● Set problem
Your task is to output the listing word for word, with pictures excluded.

BEGIN Listed entries

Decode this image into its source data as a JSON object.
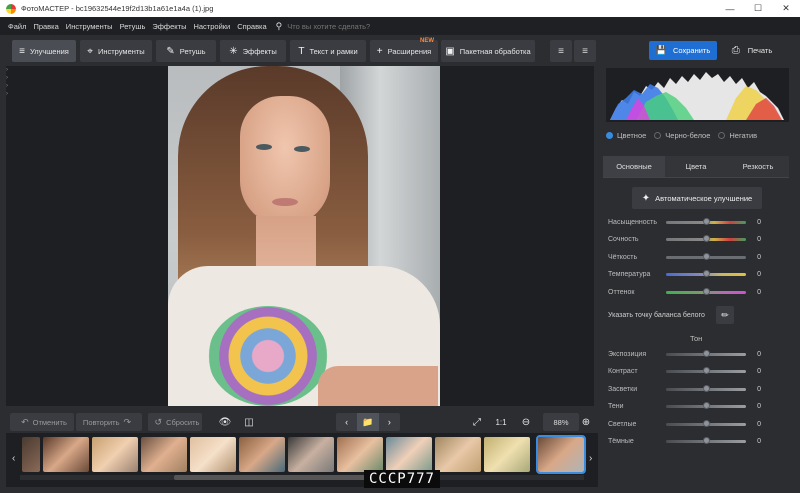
{
  "window": {
    "title": "ФотоМАСТЕР - bc19632544e19f2d13b1a61e1a4a (1).jpg"
  },
  "menu": {
    "items": [
      "Файл",
      "Правка",
      "Инструменты",
      "Ретушь",
      "Эффекты",
      "Настройки",
      "Справка"
    ],
    "search_placeholder": "Что вы хотите сделать?"
  },
  "toolbar": {
    "tabs": [
      {
        "label": "Улучшения",
        "icon": "sliders-icon"
      },
      {
        "label": "Инструменты",
        "icon": "crop-icon"
      },
      {
        "label": "Ретушь",
        "icon": "brush-icon"
      },
      {
        "label": "Эффекты",
        "icon": "sparkle-icon"
      },
      {
        "label": "Текст и рамки",
        "icon": "text-icon"
      },
      {
        "label": "Расширения",
        "icon": "plus-icon",
        "badge": "NEW"
      },
      {
        "label": "Пакетная обработка",
        "icon": "batch-icon"
      }
    ],
    "save_label": "Сохранить",
    "print_label": "Печать"
  },
  "bottom": {
    "undo_label": "Отменить",
    "redo_label": "Повторить",
    "reset_label": "Сбросить",
    "zoom_fit": "1:1",
    "zoom_value": "88%"
  },
  "watermark": "СССР777",
  "right": {
    "modes": [
      {
        "label": "Цветное",
        "selected": true
      },
      {
        "label": "Черно-белое",
        "selected": false
      },
      {
        "label": "Негатив",
        "selected": false
      }
    ],
    "tabs": [
      "Основные",
      "Цвета",
      "Резкость"
    ],
    "auto_label": "Автоматическое улучшение",
    "color_sliders": [
      {
        "label": "Насыщенность",
        "value": "0",
        "value_num": 0
      },
      {
        "label": "Сочность",
        "value": "0",
        "value_num": 0
      },
      {
        "label": "Чёткость",
        "value": "0",
        "value_num": 0
      },
      {
        "label": "Температура",
        "value": "0",
        "value_num": 0
      },
      {
        "label": "Оттенок",
        "value": "0",
        "value_num": 0
      }
    ],
    "white_balance_label": "Указать точку баланса белого",
    "tone_label": "Тон",
    "tone_sliders": [
      {
        "label": "Экспозиция",
        "value": "0",
        "value_num": 0
      },
      {
        "label": "Контраст",
        "value": "0",
        "value_num": 0
      },
      {
        "label": "Засветки",
        "value": "0",
        "value_num": 0
      },
      {
        "label": "Тени",
        "value": "0",
        "value_num": 0
      },
      {
        "label": "Светлые",
        "value": "0",
        "value_num": 0
      },
      {
        "label": "Тёмные",
        "value": "0",
        "value_num": 0
      }
    ]
  },
  "colors": {
    "accent": "#1f6ed4",
    "selected_thumb": "#3a8dde",
    "badge": "#ff8a3d"
  }
}
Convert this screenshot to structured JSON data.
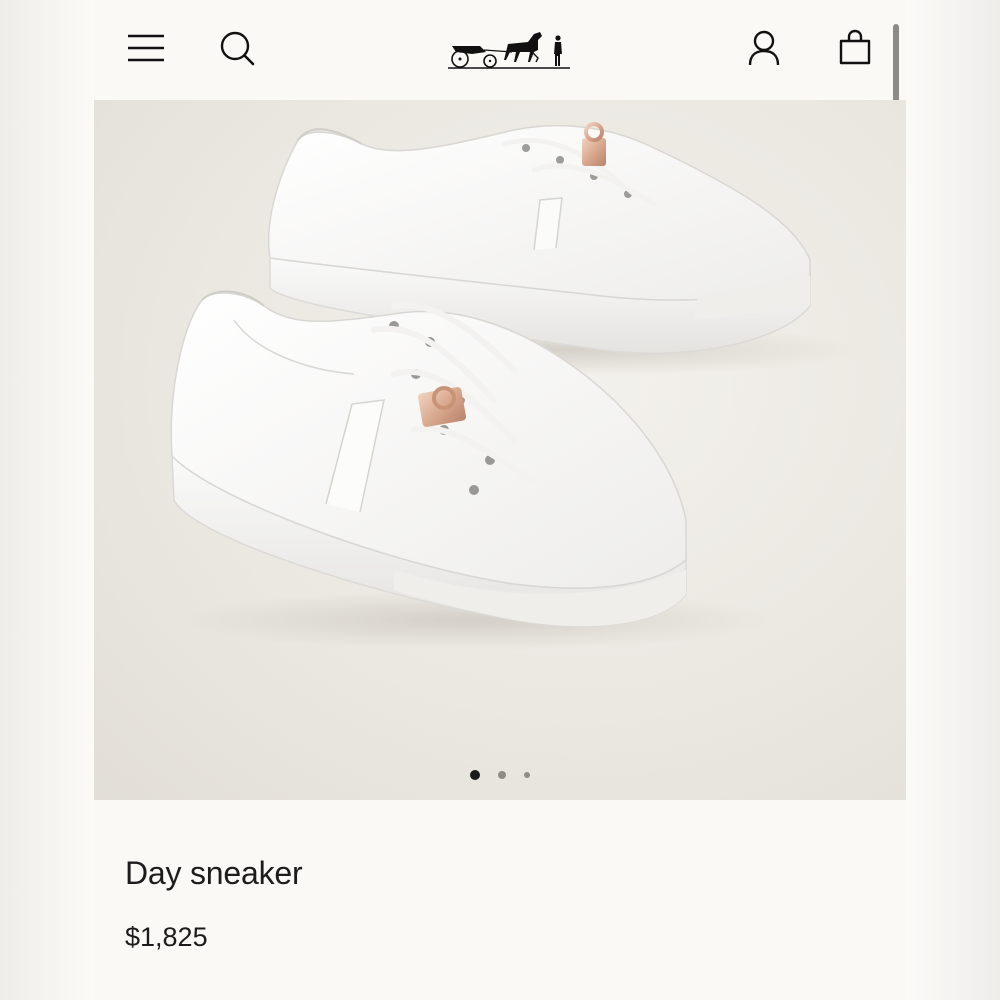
{
  "header": {
    "icons": [
      "menu-icon",
      "search-icon",
      "account-icon",
      "shopping-bag-icon"
    ]
  },
  "gallery": {
    "slide_count": 3,
    "active_slide": 1,
    "colors": {
      "background": "#ebe8e2",
      "shoe": "#ffffff",
      "hardware": "#d9a98f"
    }
  },
  "product": {
    "name": "Day sneaker",
    "price": "$1,825"
  }
}
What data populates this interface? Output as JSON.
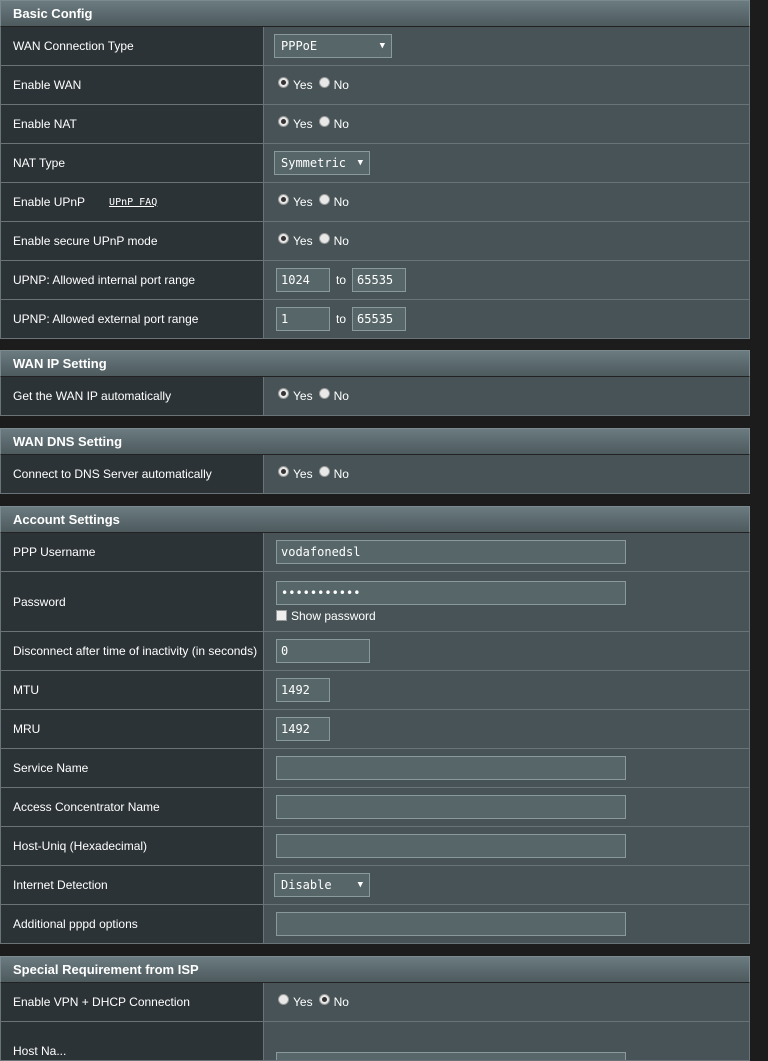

END Listed entries

● Exercise output
Decode this image into its source data as a JSON object.
{
  "window": {
    "title": "ФотоМАСТЕР - bc19632544e19f2d13b1a61e1a4a (1).jpg"
  },
  "menu": {
    "items": [
      "Файл",
      "Правка",
      "Инструменты",
      "Ретушь",
      "Эффекты",
      "Настройки",
      "Справка"
    ],
    "search_placeholder": "Что вы хотите сделать?"
  },
  "toolbar": {
    "tabs": [
      {
        "label": "Улучшения",
        "icon": "sliders-icon"
      },
      {
        "label": "Инструменты",
        "icon": "crop-icon"
      },
      {
        "label": "Ретушь",
        "icon": "brush-icon"
      },
      {
        "label": "Эффекты",
        "icon": "sparkle-icon"
      },
      {
        "label": "Текст и рамки",
        "icon": "text-icon"
      },
      {
        "label": "Расширения",
        "icon": "plus-icon",
        "badge": "NEW"
      },
      {
        "label": "Пакетная обработка",
        "icon": "batch-icon"
      }
    ],
    "save_label": "Сохранить",
    "print_label": "Печать"
  },
  "bottom": {
    "undo_label": "Отменить",
    "redo_label": "Повторить",
    "reset_label": "Сбросить",
    "zoom_fit": "1:1",
    "zoom_value": "88%"
  },
  "watermark": "СССР777",
  "right": {
    "modes": [
      {
        "label": "Цветное",
        "selected": true
      },
      {
        "label": "Черно-белое",
        "selected": false
      },
      {
        "label": "Негатив",
        "selected": false
      }
    ],
    "tabs": [
      "Основные",
      "Цвета",
      "Резкость"
    ],
    "auto_label": "Автоматическое улучшение",
    "color_sliders": [
      {
        "label": "Насыщенность",
        "value": "0",
        "value_num": 0
      },
      {
        "label": "Сочность",
        "value": "0",
        "value_num": 0
      },
      {
        "label": "Чёткость",
        "value": "0",
        "value_num": 0
      },
      {
        "label": "Температура",
        "value": "0",
        "value_num": 0
      },
      {
        "label": "Оттенок",
        "value": "0",
        "value_num": 0
      }
    ],
    "white_balance_label": "Указать точку баланса белого",
    "tone_label": "Тон",
    "tone_sliders": [
      {
        "label": "Экспозиция",
        "value": "0",
        "value_num": 0
      },
      {
        "label": "Контраст",
        "value": "0",
        "value_num": 0
      },
      {
        "label": "Засветки",
        "value": "0",
        "value_num": 0
      },
      {
        "label": "Тени",
        "value": "0",
        "value_num": 0
      },
      {
        "label": "Светлые",
        "value": "0",
        "value_num": 0
      },
      {
        "label": "Тёмные",
        "value": "0",
        "value_num": 0
      }
    ]
  },
  "colors": {
    "accent": "#1f6ed4",
    "selected_thumb": "#3a8dde",
    "badge": "#ff8a3d"
  }
}
Convert this screenshot to structured JSON data.
{
  "header": {
    "icons": [
      "menu-icon",
      "search-icon",
      "account-icon",
      "shopping-bag-icon"
    ]
  },
  "gallery": {
    "slide_count": 3,
    "active_slide": 1,
    "colors": {
      "background": "#ebe8e2",
      "shoe": "#ffffff",
      "hardware": "#d9a98f"
    }
  },
  "product": {
    "name": "Day sneaker",
    "price": "$1,825"
  }
}
What data populates this interface? Output as JSON.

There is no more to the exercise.